** start Supplied records **

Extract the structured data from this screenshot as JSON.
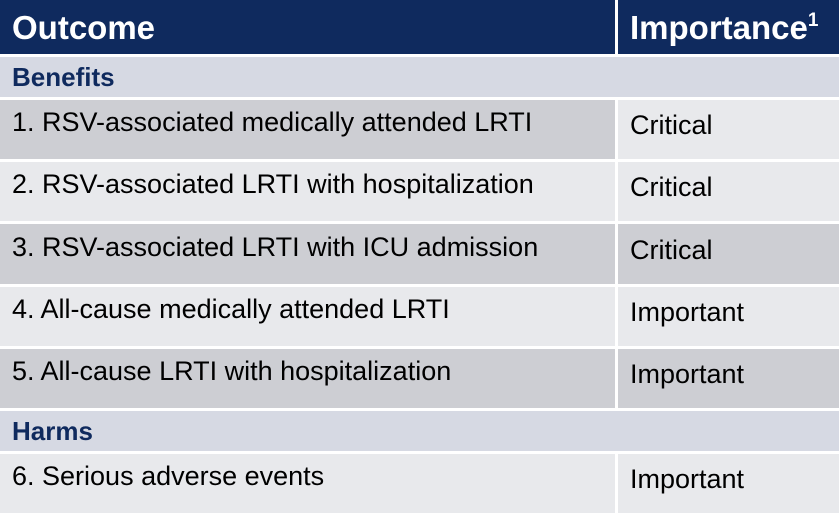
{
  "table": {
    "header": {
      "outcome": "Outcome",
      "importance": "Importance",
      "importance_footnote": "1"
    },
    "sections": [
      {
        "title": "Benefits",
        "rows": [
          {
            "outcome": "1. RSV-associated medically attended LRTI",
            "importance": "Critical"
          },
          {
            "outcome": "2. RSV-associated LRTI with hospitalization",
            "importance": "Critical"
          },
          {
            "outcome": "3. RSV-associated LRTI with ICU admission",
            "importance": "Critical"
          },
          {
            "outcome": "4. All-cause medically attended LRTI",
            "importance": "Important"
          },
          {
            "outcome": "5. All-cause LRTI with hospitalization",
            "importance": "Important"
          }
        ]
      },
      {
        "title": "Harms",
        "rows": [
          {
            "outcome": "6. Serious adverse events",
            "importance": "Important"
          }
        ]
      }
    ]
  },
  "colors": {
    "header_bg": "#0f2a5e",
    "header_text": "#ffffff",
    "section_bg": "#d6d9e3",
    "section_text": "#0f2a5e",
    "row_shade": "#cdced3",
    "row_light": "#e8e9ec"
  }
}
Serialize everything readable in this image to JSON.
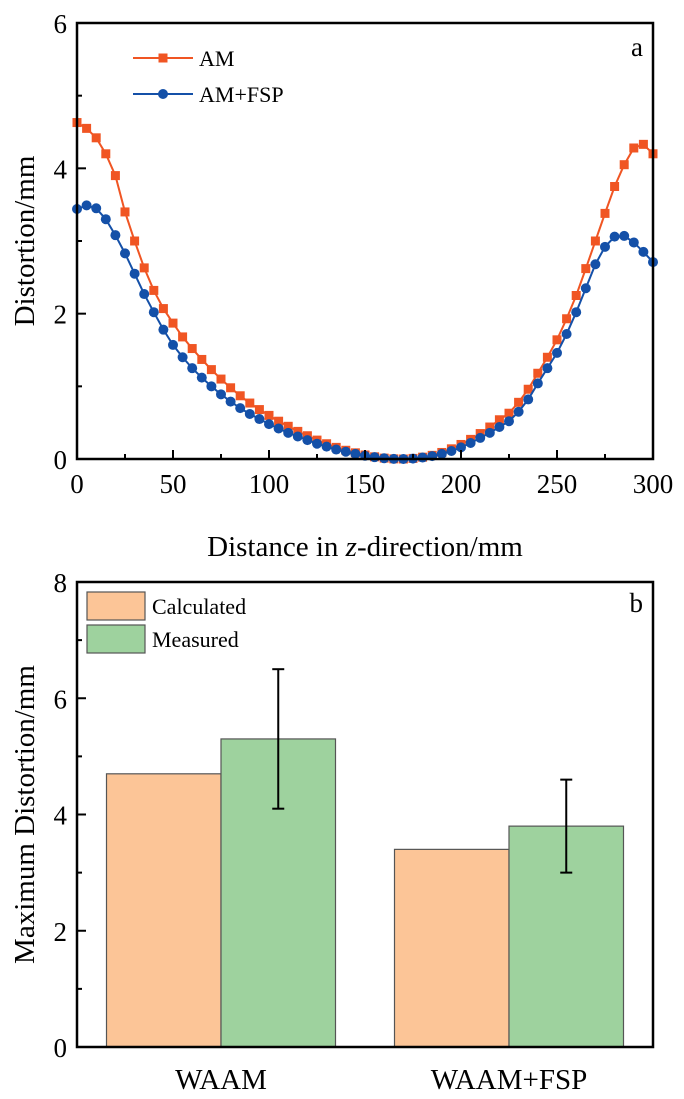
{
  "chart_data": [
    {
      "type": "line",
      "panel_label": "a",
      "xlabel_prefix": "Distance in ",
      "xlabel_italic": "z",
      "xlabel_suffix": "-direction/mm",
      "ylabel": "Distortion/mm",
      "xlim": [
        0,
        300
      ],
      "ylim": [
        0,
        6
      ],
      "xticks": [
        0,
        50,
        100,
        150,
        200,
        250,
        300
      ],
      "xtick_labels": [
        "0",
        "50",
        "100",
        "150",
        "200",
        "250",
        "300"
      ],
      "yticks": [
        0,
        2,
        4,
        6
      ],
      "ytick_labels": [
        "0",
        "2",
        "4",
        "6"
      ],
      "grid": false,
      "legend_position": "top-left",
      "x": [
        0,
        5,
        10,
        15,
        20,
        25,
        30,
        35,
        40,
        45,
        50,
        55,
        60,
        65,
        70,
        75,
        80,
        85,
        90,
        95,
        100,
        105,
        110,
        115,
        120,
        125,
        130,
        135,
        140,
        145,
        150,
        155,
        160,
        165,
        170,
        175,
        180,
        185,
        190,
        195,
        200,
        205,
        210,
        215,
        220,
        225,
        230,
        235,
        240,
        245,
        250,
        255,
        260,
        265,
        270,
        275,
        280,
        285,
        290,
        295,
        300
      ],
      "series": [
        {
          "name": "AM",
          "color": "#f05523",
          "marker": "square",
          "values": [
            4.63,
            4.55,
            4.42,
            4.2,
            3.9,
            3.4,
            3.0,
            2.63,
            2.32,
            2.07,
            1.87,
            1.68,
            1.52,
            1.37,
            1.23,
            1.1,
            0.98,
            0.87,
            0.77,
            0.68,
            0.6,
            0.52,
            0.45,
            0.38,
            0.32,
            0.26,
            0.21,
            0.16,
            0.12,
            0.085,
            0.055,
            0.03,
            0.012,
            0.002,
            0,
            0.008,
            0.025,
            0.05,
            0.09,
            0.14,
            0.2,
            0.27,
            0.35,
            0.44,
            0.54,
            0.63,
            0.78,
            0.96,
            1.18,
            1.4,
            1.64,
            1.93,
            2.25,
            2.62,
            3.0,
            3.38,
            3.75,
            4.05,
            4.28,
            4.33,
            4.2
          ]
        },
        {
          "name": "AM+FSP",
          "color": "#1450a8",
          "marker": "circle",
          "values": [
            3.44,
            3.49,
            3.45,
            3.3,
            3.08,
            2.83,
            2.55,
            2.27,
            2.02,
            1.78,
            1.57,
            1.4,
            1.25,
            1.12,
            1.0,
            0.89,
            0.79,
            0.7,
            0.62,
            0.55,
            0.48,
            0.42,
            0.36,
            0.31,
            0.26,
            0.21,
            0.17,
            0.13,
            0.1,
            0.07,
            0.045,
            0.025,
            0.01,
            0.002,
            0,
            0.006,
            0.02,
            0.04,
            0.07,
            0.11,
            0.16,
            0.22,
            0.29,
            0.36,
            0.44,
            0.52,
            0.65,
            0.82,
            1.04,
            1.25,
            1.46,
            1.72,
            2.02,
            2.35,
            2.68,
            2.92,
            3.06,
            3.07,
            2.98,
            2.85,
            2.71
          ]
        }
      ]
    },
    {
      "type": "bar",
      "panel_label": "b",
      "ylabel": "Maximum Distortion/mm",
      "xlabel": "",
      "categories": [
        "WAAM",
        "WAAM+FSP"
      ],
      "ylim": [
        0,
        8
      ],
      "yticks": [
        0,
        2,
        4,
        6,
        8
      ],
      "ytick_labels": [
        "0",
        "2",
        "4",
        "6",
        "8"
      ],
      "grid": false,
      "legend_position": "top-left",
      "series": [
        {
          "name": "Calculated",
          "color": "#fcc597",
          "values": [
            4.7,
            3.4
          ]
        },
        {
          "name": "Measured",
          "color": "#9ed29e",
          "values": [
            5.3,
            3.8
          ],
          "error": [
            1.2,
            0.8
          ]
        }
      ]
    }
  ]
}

** end Supplied records **
** start Supplied records **

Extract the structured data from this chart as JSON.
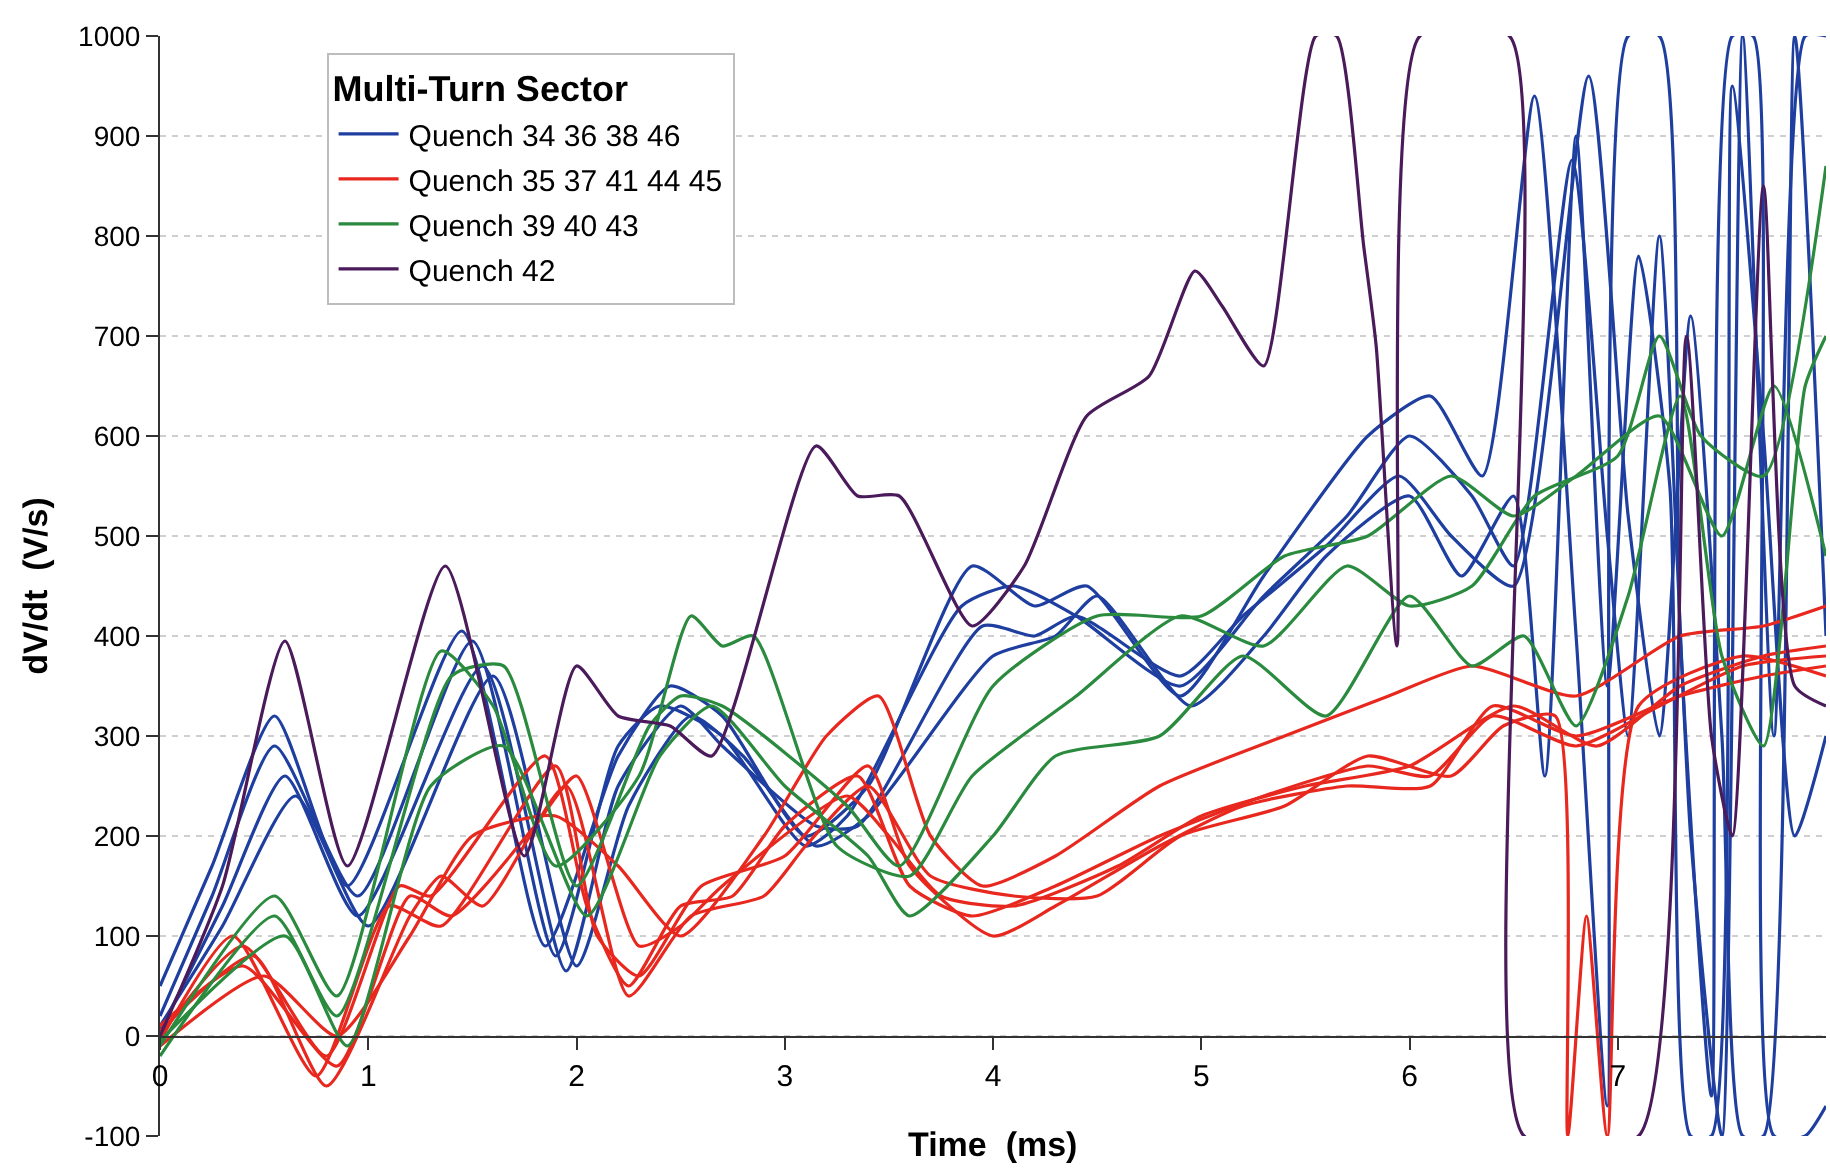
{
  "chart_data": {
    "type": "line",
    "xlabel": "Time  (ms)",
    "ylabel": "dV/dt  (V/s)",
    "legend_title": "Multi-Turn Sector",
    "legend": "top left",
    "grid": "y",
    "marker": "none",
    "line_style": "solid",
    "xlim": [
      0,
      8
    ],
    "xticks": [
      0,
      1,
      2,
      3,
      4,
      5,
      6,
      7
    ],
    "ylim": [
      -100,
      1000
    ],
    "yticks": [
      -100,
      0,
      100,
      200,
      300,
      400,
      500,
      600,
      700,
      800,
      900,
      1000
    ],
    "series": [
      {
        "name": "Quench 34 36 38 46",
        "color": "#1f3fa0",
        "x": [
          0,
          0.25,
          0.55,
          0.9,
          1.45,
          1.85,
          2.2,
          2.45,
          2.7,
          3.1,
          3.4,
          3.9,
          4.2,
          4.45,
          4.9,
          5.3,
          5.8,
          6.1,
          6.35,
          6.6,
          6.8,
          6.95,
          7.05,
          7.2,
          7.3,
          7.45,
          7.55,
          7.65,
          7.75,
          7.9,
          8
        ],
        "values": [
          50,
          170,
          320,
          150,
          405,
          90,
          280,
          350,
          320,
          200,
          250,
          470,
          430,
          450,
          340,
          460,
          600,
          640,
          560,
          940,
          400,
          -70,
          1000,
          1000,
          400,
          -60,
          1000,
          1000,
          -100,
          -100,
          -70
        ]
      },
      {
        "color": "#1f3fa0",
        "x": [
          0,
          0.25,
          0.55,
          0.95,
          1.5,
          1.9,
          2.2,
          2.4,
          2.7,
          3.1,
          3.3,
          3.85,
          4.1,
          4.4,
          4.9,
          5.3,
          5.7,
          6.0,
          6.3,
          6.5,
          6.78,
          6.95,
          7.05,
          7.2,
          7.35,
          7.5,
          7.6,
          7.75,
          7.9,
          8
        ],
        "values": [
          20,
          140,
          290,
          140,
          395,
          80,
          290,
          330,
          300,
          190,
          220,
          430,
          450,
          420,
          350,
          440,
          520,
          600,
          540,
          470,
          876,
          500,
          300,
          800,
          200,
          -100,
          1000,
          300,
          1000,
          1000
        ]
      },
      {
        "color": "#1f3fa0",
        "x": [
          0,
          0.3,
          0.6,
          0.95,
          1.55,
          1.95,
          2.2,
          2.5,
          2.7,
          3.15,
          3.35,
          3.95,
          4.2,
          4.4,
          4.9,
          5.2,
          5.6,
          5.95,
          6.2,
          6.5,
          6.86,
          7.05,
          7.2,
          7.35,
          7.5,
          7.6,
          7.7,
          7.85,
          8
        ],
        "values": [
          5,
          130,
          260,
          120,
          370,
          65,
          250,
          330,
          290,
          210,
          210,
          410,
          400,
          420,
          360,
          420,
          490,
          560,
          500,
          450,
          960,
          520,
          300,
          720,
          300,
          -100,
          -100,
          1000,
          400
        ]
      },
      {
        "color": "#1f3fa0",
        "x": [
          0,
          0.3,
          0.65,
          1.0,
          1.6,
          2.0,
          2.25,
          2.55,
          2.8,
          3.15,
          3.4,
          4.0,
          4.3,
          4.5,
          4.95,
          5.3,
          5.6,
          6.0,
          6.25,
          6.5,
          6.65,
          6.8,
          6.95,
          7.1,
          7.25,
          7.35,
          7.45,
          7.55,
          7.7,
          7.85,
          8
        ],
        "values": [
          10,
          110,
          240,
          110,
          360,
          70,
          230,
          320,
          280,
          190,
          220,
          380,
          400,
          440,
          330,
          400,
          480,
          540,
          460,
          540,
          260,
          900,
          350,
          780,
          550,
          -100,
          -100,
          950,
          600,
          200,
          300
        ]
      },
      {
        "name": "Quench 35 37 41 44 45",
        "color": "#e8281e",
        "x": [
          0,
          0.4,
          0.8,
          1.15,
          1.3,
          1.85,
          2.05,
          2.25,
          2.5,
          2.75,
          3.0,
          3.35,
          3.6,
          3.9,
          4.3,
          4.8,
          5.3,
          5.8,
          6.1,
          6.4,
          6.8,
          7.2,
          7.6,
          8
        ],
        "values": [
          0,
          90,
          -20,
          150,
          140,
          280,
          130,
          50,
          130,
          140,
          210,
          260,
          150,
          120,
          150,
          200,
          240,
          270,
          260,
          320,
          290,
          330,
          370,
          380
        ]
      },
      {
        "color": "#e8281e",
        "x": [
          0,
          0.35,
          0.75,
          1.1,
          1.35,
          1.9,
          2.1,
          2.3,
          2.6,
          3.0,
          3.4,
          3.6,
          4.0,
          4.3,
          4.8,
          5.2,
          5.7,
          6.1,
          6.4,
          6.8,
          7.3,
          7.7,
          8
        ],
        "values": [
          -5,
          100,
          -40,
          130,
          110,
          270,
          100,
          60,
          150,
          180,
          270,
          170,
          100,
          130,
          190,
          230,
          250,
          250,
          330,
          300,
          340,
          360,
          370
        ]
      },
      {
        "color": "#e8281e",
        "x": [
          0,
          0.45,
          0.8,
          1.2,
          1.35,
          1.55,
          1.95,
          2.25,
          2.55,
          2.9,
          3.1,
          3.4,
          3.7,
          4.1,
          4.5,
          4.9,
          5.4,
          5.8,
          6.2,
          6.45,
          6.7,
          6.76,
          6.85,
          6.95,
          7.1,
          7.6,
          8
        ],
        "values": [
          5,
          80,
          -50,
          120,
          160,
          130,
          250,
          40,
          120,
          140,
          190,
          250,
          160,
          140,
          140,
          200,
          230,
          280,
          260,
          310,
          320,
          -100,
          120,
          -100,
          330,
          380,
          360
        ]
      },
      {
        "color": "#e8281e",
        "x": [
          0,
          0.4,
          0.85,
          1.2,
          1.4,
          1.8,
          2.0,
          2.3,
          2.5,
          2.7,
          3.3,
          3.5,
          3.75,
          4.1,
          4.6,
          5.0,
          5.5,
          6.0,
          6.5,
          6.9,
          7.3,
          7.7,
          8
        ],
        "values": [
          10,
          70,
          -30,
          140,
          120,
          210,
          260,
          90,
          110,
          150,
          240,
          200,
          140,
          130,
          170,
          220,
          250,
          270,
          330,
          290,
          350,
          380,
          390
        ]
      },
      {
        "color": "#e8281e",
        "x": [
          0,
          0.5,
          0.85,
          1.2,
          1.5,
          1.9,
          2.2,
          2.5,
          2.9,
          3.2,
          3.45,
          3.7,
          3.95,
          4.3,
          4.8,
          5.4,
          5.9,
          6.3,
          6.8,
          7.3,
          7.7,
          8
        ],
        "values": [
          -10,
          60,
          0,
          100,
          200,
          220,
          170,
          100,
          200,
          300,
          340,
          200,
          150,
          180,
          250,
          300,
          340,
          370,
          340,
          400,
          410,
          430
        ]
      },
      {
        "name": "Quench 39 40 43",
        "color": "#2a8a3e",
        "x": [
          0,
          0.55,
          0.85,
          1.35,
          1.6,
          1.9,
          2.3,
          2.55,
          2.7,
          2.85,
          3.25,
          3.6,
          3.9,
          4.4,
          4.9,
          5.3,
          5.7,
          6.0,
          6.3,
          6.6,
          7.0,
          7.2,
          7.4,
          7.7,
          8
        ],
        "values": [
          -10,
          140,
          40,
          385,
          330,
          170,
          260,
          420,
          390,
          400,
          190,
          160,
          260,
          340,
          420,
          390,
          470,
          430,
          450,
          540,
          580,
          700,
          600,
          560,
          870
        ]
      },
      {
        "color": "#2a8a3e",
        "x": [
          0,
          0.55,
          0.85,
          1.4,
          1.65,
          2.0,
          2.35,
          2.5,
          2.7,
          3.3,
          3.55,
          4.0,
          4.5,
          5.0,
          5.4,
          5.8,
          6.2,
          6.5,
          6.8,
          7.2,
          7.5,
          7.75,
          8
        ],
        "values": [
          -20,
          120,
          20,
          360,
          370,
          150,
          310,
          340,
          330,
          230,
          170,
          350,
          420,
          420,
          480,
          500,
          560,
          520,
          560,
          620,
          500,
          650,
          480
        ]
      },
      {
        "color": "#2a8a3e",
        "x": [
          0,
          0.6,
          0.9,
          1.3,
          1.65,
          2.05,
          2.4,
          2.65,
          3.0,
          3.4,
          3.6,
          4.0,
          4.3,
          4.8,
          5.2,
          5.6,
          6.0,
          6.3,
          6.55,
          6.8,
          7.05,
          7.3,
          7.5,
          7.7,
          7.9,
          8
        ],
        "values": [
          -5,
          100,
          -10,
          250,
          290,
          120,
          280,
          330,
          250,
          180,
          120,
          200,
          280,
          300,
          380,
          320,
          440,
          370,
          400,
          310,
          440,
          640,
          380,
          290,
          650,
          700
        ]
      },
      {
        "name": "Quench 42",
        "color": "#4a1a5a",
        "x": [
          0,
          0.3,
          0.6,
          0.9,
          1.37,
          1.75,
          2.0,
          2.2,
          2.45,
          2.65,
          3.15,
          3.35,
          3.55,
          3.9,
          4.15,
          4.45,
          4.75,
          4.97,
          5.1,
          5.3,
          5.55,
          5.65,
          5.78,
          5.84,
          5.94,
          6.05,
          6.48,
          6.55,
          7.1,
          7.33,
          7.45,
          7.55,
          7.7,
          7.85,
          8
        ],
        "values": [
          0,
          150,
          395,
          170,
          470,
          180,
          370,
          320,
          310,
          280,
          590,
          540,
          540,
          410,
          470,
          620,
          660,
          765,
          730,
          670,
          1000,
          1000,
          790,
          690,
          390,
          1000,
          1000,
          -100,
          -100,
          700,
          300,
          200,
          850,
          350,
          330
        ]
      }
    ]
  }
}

** end Supplied records **

▶ **What to work on**
Each line of the data that includes the word "from" counts once; report the total and nothing more.

▶ **Reply to the task**
2